WORK TO DO: Find the line containing "Give me the JSON representation of this screenshot's", then print it and each following line through the end of the records, exactly and with nothing added; leave out any pictures.

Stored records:
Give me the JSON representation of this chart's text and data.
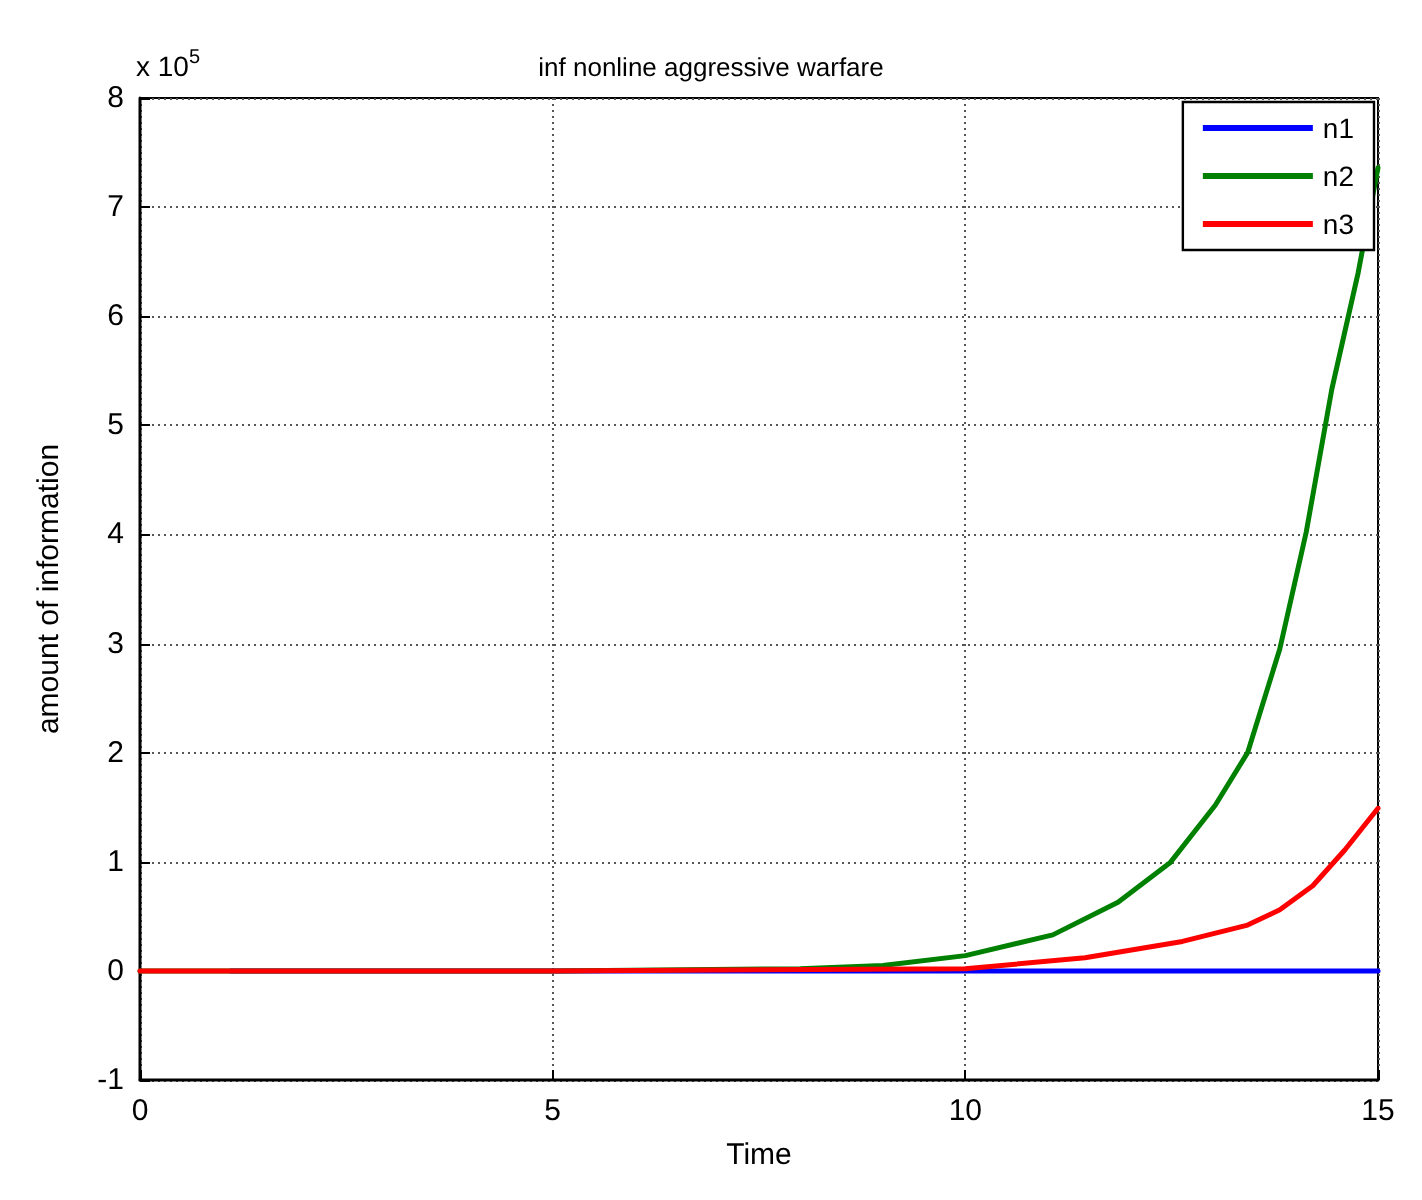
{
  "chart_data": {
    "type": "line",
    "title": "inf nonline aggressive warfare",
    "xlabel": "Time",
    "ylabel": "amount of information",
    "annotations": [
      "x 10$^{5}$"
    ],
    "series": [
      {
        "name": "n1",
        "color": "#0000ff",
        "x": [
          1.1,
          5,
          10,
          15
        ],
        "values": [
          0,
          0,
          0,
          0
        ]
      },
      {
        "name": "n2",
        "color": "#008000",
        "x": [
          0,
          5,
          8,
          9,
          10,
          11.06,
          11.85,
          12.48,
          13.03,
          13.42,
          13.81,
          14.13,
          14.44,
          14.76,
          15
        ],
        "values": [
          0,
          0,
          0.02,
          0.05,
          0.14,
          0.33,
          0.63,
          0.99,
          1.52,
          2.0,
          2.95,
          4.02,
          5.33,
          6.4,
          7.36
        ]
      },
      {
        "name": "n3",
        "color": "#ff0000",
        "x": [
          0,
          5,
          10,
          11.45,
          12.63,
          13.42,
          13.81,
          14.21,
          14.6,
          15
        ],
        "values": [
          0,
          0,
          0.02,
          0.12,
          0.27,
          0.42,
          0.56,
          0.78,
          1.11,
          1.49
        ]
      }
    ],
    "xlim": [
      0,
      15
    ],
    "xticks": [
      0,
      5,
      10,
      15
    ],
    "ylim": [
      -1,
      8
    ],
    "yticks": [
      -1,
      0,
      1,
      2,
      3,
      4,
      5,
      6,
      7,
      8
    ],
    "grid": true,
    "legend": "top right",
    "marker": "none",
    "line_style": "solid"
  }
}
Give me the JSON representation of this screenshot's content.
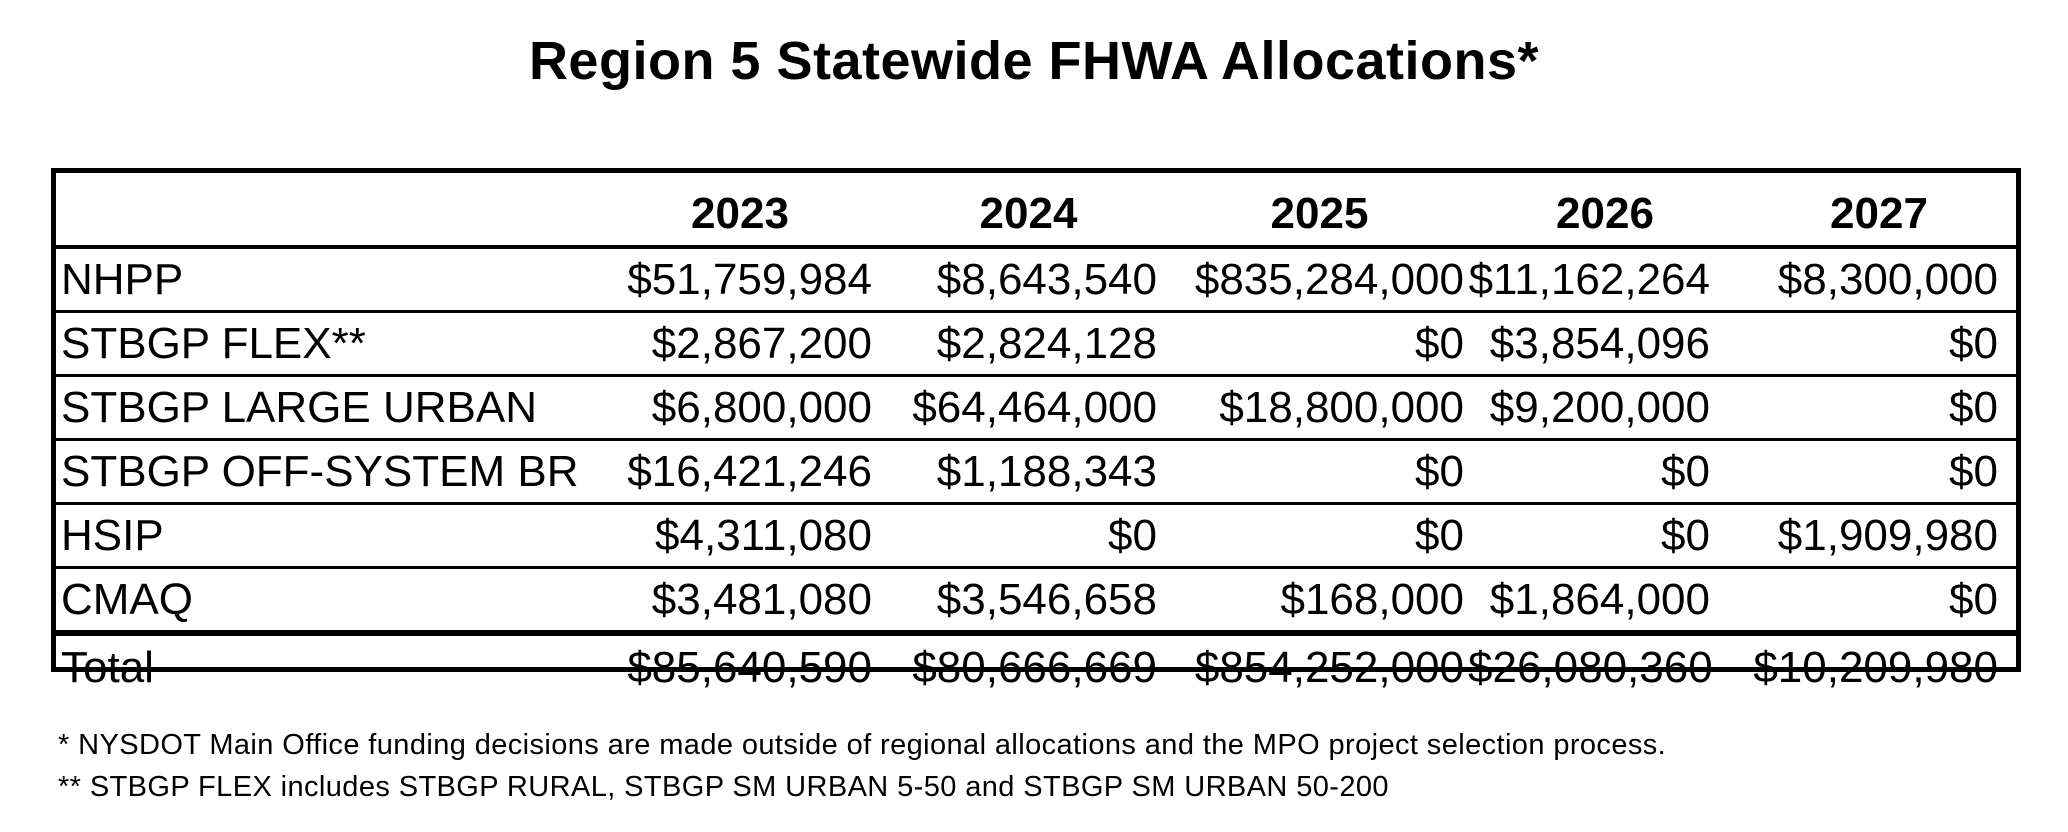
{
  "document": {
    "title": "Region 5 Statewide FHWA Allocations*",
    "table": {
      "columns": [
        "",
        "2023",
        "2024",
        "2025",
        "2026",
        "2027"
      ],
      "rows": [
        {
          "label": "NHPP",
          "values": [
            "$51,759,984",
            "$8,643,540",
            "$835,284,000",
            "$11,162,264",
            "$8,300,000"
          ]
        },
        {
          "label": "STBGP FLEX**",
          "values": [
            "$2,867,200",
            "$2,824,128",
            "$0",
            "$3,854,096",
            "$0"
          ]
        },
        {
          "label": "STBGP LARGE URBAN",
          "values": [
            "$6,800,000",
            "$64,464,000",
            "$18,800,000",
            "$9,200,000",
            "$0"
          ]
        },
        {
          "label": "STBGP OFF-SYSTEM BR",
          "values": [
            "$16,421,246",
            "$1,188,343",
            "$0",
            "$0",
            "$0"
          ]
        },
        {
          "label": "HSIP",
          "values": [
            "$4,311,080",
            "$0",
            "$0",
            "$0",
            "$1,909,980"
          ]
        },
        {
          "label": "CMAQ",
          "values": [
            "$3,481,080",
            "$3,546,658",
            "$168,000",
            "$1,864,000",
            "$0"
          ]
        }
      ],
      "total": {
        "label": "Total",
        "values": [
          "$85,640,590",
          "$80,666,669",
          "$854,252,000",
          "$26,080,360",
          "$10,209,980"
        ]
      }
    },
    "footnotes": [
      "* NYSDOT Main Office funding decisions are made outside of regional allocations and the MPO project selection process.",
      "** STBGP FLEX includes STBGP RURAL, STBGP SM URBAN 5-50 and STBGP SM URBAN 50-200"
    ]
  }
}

REPLY TO THE EXERCISE:
Give me the JSON representation of this screenshot's content.
{
  "document": {
    "title": "Region 5 Statewide FHWA Allocations*",
    "table": {
      "columns": [
        "",
        "2023",
        "2024",
        "2025",
        "2026",
        "2027"
      ],
      "rows": [
        {
          "label": "NHPP",
          "values": [
            "$51,759,984",
            "$8,643,540",
            "$835,284,000",
            "$11,162,264",
            "$8,300,000"
          ]
        },
        {
          "label": "STBGP FLEX**",
          "values": [
            "$2,867,200",
            "$2,824,128",
            "$0",
            "$3,854,096",
            "$0"
          ]
        },
        {
          "label": "STBGP LARGE URBAN",
          "values": [
            "$6,800,000",
            "$64,464,000",
            "$18,800,000",
            "$9,200,000",
            "$0"
          ]
        },
        {
          "label": "STBGP OFF-SYSTEM BR",
          "values": [
            "$16,421,246",
            "$1,188,343",
            "$0",
            "$0",
            "$0"
          ]
        },
        {
          "label": "HSIP",
          "values": [
            "$4,311,080",
            "$0",
            "$0",
            "$0",
            "$1,909,980"
          ]
        },
        {
          "label": "CMAQ",
          "values": [
            "$3,481,080",
            "$3,546,658",
            "$168,000",
            "$1,864,000",
            "$0"
          ]
        }
      ],
      "total": {
        "label": "Total",
        "values": [
          "$85,640,590",
          "$80,666,669",
          "$854,252,000",
          "$26,080,360",
          "$10,209,980"
        ]
      }
    },
    "footnotes": [
      "* NYSDOT Main Office funding decisions are made outside of regional allocations and the MPO project selection process.",
      "** STBGP FLEX includes STBGP RURAL, STBGP SM URBAN 5-50 and STBGP SM URBAN 50-200"
    ]
  }
}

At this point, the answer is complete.